━━━━━ DATA SHOWN ━━━━━
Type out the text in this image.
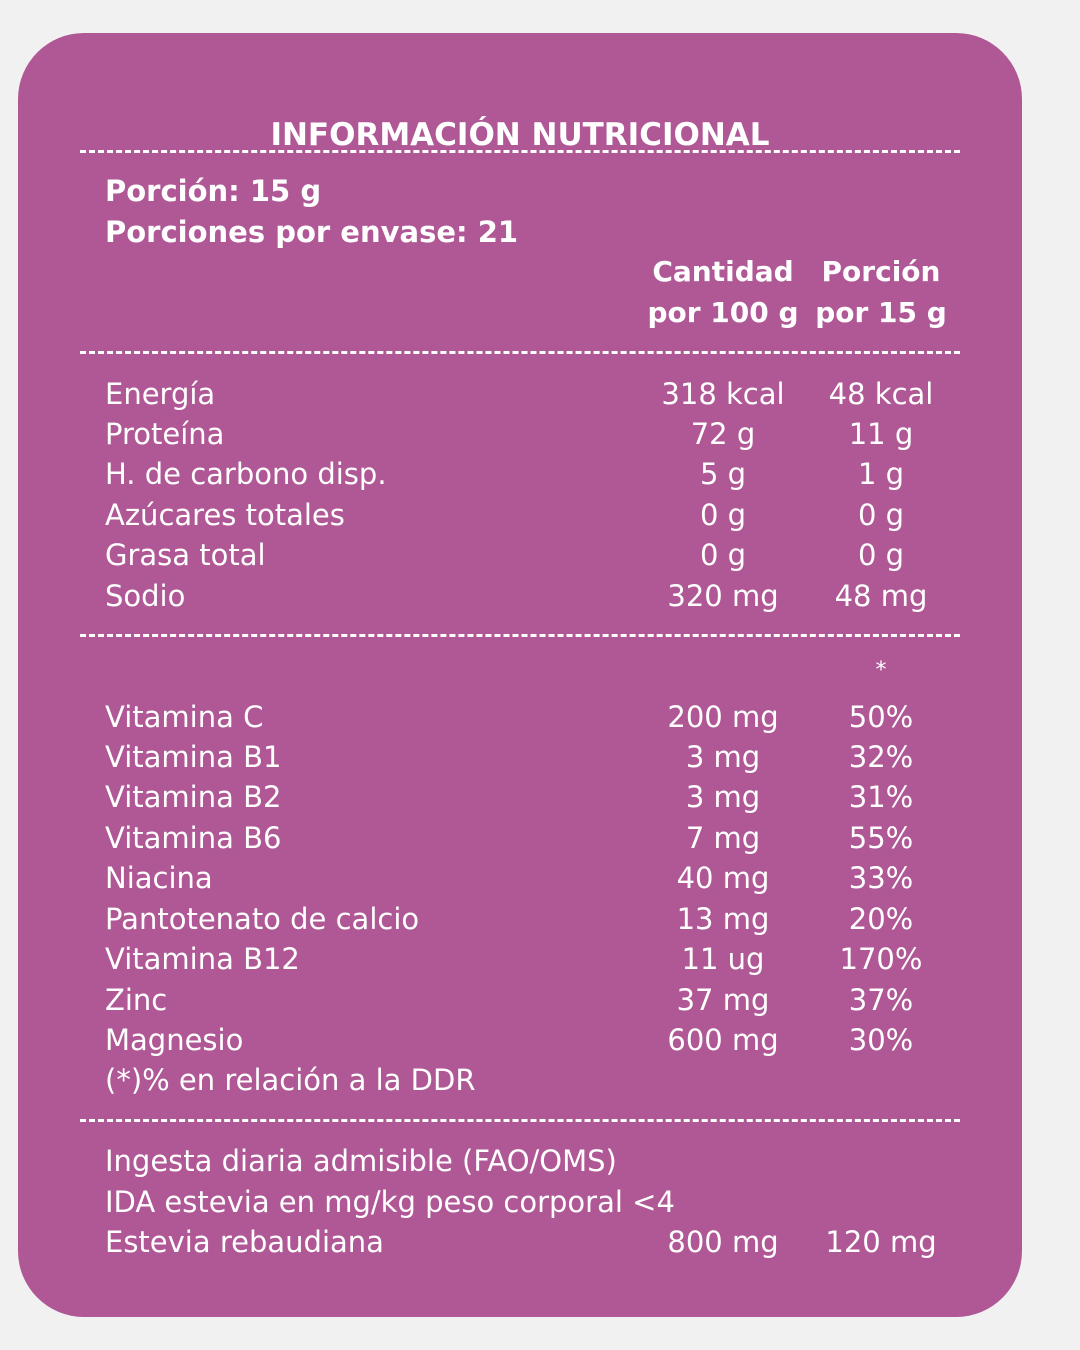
INFORMACIÓN NUTRICIONAL
Porción: 15 g
Porciones por envase: 21
Cantidad
por 100 g
Porción
por 15 g
Energía	318 kcal	48 kcal
Proteína	72 g	11 g
H. de carbono disp.	5 g	1 g
Azúcares totales	0 g	0 g
Grasa total	0 g	0 g
Sodio	320 mg	48 mg
*
Vitamina C	200 mg	50%
Vitamina B1	3 mg	32%
Vitamina B2	3 mg	31%
Vitamina B6	7 mg	55%
Niacina	40 mg	33%
Pantotenato de calcio	13 mg	20%
Vitamina B12	11 ug	170%
Zinc	37 mg	37%
Magnesio	600 mg	30%
(*)% en relación a la DDR
Ingesta diaria admisible (FAO/OMS)
IDA estevia en mg/kg peso corporal <4
Estevia rebaudiana	800 mg	120 mg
━━━━━
**SET TASK:** Pictures in the records above are left out; print everything else exactly as written.

**FINISHED EXERCISE:**
Type out the text in this image.
INFORMACIÓN NUTRICIONAL
Porción: 15 g
Porciones por envase: 21
Cantidad
por 100 g
Porción
por 15 g
Energía	318 kcal	48 kcal
Proteína	72 g	11 g
H. de carbono disp.	5 g	1 g
Azúcares totales	0 g	0 g
Grasa total	0 g	0 g
Sodio	320 mg	48 mg
*
Vitamina C	200 mg	50%
Vitamina B1	3 mg	32%
Vitamina B2	3 mg	31%
Vitamina B6	7 mg	55%
Niacina	40 mg	33%
Pantotenato de calcio	13 mg	20%
Vitamina B12	11 ug	170%
Zinc	37 mg	37%
Magnesio	600 mg	30%
(*)% en relación a la DDR
Ingesta diaria admisible (FAO/OMS)
IDA estevia en mg/kg peso corporal <4
Estevia rebaudiana	800 mg	120 mg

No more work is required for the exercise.